- Exercise objective -
Show each line of the data below that has the string "areas" in it.
+++ Data section
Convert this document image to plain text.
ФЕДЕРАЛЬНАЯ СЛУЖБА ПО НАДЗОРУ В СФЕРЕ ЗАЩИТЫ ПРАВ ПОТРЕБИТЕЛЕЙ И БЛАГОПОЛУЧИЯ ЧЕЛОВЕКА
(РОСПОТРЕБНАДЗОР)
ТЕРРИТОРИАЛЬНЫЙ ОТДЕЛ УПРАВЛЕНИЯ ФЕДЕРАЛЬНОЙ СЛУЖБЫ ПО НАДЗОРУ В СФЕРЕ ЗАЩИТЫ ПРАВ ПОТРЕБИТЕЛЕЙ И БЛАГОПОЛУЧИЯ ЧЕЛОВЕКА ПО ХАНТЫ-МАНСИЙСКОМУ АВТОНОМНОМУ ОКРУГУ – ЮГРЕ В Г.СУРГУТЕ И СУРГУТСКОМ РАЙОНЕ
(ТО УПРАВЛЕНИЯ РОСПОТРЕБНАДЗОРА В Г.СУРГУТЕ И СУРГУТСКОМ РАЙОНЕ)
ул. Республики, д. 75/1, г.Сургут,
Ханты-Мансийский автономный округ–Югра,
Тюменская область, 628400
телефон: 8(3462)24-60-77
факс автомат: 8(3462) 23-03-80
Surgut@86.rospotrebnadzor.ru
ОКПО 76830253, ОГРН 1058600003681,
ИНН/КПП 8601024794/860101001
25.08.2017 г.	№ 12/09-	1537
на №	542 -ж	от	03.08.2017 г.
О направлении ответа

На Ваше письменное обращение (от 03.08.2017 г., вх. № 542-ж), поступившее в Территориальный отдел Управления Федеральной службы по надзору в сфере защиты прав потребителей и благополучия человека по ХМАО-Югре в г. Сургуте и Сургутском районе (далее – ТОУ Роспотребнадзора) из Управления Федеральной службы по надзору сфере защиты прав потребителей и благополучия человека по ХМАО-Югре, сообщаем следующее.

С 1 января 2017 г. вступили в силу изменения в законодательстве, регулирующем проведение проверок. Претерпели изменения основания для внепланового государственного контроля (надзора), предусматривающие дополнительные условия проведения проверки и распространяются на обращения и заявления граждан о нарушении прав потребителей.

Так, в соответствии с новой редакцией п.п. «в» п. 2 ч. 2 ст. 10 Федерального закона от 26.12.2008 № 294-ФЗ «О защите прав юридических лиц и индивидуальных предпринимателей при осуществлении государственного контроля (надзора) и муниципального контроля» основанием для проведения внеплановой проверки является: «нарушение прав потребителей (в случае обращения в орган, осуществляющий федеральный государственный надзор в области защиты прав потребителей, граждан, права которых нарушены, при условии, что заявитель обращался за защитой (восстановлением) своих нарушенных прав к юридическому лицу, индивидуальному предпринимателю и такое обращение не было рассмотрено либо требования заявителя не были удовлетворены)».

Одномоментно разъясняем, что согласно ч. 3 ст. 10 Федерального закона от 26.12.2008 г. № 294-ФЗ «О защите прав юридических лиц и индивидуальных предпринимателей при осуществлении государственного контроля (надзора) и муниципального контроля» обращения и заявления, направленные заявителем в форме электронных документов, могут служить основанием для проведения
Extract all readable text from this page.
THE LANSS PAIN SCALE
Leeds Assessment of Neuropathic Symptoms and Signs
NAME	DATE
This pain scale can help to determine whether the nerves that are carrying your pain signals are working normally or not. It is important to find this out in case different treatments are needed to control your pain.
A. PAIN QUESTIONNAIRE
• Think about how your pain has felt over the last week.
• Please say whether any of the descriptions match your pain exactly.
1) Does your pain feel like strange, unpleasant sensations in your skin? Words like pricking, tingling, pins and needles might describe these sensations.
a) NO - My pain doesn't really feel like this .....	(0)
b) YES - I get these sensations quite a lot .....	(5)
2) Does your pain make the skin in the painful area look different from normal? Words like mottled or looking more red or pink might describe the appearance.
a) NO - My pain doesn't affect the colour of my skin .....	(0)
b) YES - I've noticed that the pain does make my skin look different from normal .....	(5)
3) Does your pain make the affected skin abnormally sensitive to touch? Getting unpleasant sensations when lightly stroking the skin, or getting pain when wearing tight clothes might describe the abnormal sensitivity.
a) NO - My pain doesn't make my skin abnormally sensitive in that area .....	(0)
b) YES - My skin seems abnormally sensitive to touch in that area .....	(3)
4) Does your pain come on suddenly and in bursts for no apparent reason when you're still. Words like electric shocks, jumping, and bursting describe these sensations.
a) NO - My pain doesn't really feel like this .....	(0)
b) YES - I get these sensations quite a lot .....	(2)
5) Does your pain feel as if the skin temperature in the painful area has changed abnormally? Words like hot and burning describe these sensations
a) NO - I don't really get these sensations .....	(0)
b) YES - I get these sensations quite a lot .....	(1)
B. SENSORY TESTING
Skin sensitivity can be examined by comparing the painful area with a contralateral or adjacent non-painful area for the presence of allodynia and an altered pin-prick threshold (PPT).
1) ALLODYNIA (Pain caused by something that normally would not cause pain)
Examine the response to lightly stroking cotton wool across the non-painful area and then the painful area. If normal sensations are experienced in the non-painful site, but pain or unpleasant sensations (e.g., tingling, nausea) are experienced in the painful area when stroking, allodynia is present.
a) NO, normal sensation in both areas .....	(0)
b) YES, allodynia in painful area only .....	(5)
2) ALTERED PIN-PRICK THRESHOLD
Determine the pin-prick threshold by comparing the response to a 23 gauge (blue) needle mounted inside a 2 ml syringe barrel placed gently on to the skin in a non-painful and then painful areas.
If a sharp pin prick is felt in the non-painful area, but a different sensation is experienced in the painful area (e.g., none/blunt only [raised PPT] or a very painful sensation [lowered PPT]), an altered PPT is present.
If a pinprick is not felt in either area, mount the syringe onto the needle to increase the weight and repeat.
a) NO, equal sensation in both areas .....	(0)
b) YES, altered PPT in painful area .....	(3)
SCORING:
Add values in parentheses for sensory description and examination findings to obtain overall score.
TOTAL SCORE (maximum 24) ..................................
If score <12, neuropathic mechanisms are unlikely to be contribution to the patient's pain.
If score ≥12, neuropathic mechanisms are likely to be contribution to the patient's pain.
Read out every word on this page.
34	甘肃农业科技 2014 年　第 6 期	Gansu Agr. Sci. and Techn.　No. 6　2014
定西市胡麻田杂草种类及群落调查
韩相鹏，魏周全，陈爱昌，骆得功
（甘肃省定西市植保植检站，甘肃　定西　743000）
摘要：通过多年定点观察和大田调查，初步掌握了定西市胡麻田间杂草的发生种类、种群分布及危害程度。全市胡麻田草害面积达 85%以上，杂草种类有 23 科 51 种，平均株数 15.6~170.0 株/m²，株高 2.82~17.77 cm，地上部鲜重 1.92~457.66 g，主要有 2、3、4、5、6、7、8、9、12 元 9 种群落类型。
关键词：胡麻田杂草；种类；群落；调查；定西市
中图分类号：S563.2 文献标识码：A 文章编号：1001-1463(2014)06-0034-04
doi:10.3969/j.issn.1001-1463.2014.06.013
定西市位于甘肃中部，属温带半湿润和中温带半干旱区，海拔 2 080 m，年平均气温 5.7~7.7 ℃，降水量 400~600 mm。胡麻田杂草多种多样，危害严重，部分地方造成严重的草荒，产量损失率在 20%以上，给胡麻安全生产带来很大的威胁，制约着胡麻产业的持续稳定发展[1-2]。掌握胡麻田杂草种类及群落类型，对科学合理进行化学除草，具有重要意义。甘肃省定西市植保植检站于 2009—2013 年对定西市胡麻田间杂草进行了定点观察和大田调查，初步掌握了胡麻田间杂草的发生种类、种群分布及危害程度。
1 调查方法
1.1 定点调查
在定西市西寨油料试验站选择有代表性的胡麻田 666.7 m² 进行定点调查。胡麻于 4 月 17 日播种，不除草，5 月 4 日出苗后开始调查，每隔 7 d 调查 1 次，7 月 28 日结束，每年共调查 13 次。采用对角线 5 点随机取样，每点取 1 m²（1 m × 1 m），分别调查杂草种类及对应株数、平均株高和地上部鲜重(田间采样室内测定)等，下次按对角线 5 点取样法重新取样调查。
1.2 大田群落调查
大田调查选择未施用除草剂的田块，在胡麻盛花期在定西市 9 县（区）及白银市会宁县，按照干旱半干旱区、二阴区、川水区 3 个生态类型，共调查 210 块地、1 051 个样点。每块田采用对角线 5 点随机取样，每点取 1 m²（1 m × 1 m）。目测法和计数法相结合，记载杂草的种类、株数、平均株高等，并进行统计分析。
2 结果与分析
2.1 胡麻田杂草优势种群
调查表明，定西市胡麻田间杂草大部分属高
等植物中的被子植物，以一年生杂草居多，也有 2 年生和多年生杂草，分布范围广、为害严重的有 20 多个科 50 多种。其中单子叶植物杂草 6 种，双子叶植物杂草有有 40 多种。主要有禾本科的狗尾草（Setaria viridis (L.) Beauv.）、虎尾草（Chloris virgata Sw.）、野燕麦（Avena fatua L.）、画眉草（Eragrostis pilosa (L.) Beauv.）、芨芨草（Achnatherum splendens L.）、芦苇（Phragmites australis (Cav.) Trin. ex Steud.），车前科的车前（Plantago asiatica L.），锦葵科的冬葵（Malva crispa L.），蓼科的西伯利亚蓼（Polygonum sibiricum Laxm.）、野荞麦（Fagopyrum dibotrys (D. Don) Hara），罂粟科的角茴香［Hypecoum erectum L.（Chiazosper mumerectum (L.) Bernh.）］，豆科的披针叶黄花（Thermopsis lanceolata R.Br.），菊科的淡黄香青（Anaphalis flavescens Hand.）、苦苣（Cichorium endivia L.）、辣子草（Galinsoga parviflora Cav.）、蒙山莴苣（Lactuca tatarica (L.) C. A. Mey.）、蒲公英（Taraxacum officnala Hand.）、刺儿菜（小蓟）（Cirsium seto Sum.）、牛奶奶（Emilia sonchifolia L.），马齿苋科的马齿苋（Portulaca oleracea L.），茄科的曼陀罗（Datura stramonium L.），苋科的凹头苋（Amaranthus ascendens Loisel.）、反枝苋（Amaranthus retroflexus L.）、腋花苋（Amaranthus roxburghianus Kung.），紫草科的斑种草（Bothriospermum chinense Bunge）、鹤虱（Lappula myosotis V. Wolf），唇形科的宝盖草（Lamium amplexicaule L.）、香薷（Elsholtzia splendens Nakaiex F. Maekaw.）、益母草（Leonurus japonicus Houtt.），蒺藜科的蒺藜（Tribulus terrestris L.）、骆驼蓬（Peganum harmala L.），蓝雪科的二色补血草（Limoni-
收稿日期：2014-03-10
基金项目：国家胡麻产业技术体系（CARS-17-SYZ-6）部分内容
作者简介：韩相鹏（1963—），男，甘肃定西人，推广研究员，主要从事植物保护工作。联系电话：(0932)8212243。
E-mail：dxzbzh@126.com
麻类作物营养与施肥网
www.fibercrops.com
++++++
- Output -
a) NO, normal sensation in both areas .....	(0)
Determine the pin-prick threshold by comparing the response to a 23 gauge (blue) needle mounted inside a 2 ml syringe barrel placed gently on to the skin in a non-painful and then painful areas.
a) NO, equal sensation in both areas .....	(0)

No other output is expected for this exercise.